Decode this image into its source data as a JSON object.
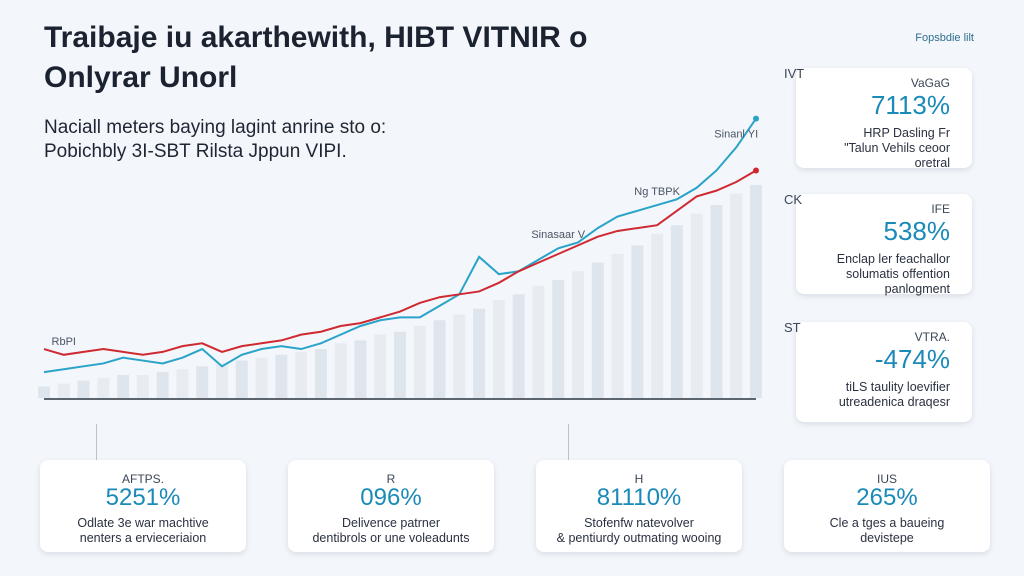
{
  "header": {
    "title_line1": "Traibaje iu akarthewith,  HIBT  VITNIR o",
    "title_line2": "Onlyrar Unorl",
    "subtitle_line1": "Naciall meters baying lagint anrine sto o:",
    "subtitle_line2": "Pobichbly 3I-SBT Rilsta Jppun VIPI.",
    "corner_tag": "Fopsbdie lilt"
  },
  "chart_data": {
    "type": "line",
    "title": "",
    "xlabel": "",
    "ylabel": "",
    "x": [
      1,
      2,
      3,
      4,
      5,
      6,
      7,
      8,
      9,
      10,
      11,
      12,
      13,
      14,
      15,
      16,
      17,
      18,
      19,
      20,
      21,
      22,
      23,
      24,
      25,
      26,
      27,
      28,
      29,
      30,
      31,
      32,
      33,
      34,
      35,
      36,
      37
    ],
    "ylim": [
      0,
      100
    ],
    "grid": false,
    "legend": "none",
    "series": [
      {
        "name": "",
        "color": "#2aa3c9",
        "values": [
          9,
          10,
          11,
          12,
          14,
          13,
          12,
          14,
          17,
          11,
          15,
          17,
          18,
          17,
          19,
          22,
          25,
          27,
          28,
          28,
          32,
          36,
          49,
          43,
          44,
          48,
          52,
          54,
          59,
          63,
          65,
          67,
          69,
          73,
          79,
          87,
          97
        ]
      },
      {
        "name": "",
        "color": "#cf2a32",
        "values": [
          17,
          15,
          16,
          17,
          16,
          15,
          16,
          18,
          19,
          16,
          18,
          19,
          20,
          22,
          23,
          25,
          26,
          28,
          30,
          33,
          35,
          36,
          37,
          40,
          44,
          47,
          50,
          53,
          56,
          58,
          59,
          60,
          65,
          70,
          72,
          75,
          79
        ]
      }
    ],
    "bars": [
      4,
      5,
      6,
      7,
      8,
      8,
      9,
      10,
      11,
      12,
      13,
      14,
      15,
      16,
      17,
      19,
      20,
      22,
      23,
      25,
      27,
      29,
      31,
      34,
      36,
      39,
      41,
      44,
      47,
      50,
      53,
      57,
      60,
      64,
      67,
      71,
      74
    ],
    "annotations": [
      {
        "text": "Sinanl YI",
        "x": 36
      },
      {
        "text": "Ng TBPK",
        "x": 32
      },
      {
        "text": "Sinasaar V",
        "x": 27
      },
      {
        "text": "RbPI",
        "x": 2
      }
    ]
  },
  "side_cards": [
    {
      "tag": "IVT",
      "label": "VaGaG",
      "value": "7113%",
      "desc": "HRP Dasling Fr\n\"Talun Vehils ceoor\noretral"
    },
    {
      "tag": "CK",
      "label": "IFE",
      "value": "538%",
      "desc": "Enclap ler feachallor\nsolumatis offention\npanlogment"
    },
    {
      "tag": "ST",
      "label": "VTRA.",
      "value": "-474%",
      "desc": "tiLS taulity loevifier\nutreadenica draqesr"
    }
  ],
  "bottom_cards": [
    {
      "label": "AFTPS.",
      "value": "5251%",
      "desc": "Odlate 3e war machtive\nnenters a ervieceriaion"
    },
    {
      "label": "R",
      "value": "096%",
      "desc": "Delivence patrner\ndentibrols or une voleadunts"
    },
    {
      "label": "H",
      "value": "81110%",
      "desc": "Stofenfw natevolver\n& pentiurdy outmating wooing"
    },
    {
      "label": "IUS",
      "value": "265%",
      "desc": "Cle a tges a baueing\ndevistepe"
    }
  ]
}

- - - -

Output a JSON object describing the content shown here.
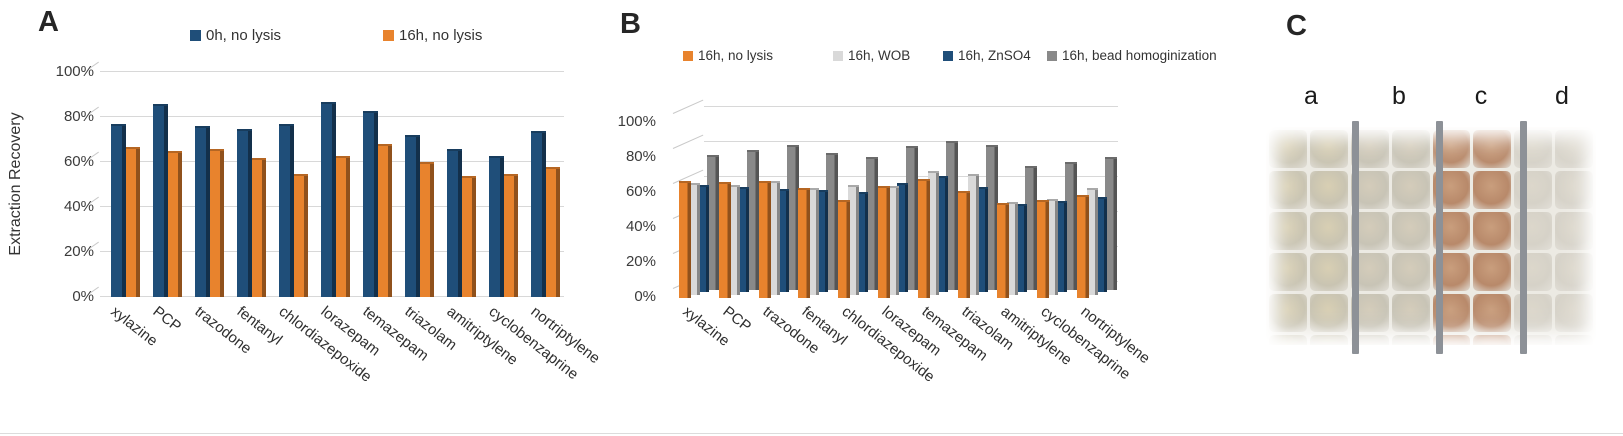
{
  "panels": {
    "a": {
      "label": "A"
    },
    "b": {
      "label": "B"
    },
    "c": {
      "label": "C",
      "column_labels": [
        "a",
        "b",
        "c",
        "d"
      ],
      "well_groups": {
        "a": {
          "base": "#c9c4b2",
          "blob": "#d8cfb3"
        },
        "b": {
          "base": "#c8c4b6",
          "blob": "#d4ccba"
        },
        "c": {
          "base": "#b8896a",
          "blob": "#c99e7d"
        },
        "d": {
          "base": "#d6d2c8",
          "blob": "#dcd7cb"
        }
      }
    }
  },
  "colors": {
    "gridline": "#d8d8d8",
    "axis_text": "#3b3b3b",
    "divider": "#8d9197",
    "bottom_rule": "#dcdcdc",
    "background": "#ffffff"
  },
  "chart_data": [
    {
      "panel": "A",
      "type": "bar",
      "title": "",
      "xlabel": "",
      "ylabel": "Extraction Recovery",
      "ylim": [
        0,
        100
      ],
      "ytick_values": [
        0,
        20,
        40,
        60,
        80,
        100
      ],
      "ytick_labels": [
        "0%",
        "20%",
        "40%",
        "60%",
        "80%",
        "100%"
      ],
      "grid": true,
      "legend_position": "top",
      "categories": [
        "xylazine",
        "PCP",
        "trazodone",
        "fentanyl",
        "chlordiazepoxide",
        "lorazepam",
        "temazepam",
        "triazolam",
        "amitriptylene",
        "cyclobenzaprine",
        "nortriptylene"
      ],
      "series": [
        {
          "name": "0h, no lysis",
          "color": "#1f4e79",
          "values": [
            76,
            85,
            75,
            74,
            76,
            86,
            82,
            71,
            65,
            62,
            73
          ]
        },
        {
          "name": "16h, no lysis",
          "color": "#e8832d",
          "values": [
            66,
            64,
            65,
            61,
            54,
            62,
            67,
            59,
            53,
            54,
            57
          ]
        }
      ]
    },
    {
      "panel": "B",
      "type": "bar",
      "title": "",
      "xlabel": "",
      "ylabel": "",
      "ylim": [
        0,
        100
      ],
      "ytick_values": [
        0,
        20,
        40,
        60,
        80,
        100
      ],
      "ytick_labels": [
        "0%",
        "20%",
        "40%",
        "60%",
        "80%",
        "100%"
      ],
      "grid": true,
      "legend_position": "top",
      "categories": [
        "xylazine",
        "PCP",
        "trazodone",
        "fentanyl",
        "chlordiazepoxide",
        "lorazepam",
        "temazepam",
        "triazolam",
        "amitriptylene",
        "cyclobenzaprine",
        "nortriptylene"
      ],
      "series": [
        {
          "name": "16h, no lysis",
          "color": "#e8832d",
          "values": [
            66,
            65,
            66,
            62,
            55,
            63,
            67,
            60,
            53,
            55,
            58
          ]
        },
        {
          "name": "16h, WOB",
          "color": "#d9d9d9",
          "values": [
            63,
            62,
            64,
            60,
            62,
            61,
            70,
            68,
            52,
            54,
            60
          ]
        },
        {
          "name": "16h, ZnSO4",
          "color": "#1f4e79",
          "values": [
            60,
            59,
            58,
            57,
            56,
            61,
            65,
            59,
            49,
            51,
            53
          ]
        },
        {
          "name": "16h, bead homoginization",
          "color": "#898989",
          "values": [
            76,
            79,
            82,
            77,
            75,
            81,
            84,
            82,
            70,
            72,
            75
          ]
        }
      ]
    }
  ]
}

- - - -

• [To be done] Write out every line of the data that holds the word "blob".

• [Result for this task]
          "blob": "#d8cfb3"
          "blob": "#d4ccba"
          "blob": "#c99e7d"
          "blob": "#dcd7cb"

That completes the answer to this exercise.